# TO DO
Check each line of the records below and collect those holding "القتل".

# LISTED ENTRIES
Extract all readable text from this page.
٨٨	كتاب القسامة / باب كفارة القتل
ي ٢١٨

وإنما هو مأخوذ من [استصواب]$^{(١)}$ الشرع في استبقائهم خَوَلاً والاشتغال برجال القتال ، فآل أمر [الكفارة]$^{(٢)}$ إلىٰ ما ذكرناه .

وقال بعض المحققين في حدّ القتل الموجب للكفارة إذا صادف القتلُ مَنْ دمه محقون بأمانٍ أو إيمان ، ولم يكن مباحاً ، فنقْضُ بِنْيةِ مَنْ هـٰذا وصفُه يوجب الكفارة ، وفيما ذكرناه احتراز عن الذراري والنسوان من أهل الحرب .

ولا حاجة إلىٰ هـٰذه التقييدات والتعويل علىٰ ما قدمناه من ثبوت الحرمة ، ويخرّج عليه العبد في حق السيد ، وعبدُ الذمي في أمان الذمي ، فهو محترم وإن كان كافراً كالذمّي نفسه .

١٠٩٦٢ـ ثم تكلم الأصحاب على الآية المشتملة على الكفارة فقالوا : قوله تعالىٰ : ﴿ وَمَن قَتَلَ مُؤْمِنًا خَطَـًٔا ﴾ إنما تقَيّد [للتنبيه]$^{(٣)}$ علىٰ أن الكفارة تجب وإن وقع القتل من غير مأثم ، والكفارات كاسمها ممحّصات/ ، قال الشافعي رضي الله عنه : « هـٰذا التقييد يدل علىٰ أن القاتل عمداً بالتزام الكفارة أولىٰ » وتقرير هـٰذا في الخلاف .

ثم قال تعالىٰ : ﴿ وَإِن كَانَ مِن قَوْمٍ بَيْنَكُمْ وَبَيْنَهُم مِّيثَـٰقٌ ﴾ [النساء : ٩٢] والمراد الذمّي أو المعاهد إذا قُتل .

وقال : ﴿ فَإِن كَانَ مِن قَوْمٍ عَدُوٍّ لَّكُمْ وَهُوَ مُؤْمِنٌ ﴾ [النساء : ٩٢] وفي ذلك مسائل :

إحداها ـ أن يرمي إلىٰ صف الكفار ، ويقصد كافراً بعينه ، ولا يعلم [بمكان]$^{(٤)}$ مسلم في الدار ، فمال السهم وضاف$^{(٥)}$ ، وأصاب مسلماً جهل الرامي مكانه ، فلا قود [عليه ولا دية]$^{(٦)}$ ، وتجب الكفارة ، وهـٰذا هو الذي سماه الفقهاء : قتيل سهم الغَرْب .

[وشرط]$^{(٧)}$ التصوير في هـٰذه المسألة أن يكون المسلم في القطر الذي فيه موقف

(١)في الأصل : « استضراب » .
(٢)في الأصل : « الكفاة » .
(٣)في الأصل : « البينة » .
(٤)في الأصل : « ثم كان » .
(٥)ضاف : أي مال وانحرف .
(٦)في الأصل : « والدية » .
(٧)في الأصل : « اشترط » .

---

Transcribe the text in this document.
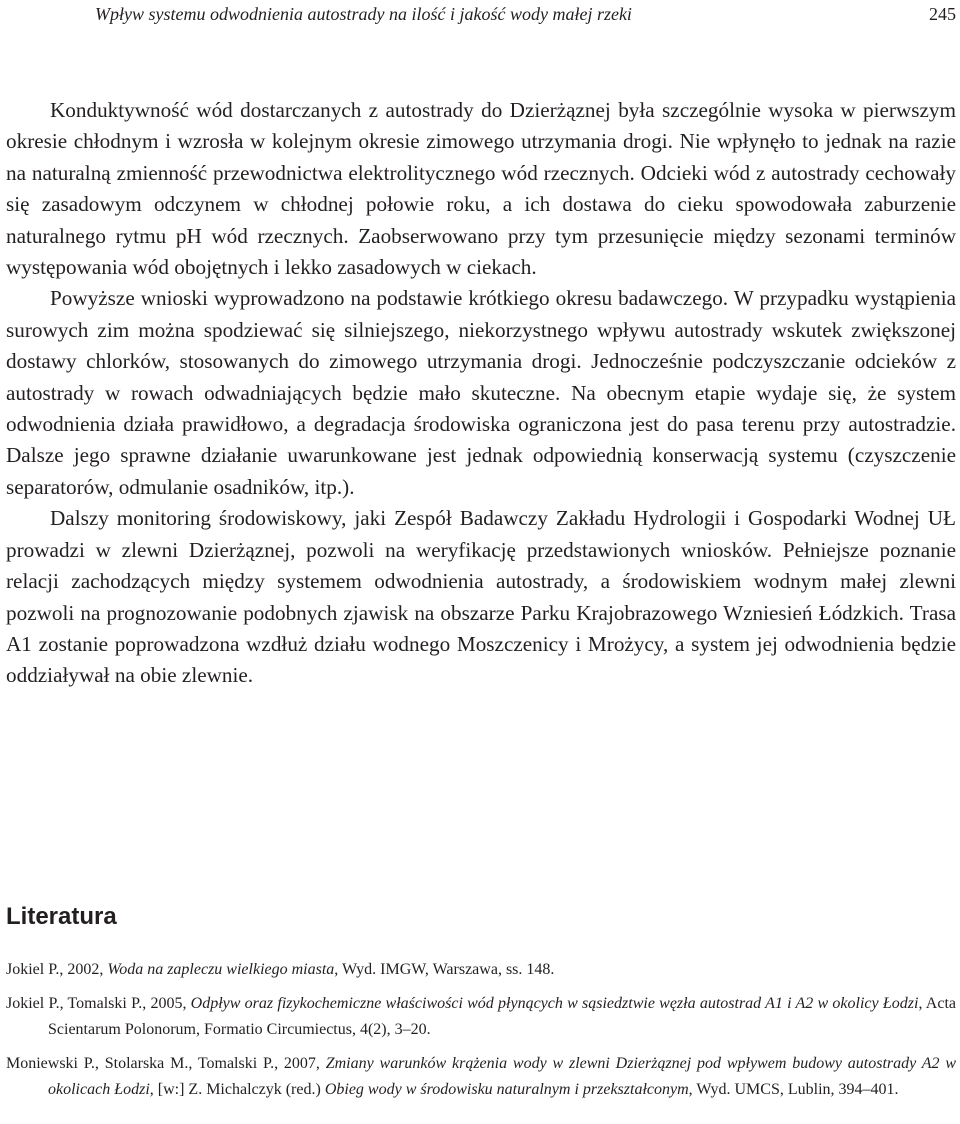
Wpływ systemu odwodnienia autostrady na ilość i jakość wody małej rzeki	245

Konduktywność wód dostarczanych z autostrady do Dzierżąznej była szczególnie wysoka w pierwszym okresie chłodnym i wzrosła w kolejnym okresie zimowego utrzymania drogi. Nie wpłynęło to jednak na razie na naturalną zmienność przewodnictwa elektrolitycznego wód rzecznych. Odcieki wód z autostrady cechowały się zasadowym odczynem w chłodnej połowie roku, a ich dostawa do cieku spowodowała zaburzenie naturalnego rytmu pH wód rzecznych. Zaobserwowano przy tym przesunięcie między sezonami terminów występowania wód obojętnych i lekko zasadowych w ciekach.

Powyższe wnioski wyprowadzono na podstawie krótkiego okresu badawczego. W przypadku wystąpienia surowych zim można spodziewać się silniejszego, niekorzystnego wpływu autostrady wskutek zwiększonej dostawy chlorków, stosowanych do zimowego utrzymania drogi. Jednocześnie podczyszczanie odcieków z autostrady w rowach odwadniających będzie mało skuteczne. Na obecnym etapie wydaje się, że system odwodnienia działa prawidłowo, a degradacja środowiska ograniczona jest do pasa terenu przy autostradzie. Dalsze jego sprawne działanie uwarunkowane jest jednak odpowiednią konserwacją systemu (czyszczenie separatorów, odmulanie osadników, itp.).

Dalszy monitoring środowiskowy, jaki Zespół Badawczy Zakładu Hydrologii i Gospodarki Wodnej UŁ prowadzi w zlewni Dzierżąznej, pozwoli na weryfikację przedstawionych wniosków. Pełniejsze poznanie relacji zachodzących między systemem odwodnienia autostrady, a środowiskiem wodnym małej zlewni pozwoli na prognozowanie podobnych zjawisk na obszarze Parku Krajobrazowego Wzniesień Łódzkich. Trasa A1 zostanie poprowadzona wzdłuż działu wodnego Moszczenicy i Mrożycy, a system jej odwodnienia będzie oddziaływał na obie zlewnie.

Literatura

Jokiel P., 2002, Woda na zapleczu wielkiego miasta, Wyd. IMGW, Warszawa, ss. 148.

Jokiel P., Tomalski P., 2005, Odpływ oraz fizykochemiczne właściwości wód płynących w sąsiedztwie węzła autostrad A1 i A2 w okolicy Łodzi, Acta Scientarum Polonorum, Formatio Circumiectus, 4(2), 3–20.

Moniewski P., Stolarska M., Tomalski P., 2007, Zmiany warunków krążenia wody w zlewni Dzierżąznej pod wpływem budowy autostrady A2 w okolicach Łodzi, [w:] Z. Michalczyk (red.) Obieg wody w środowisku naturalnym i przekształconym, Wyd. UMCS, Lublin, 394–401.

# TASK RESULT
٨٨	كتاب القسامة / باب كفارة القتل
وقال بعض المحققين في حدّ القتل الموجب للكفارة إذا صادف القتلُ مَنْ دمه محقون بأمانٍ أو إيمان ، ولم يكن مباحاً ، فنقْضُ بِنْيةِ مَنْ هـٰذا وصفُه يوجب الكفارة ، وفيما ذكرناه احتراز عن الذراري والنسوان من أهل الحرب .
١٠٩٦٢ـ ثم تكلم الأصحاب على الآية المشتملة على الكفارة فقالوا : قوله تعالىٰ : ﴿ وَمَن قَتَلَ مُؤْمِنًا خَطَـًٔا ﴾ إنما تقَيّد [للتنبيه]$^{(٣)}$ علىٰ أن الكفارة تجب وإن وقع القتل من غير مأثم ، والكفارات كاسمها ممحّصات/ ، قال الشافعي رضي الله عنه : « هـٰذا التقييد يدل علىٰ أن القاتل عمداً بالتزام الكفارة أولىٰ » وتقرير هـٰذا في الخلاف .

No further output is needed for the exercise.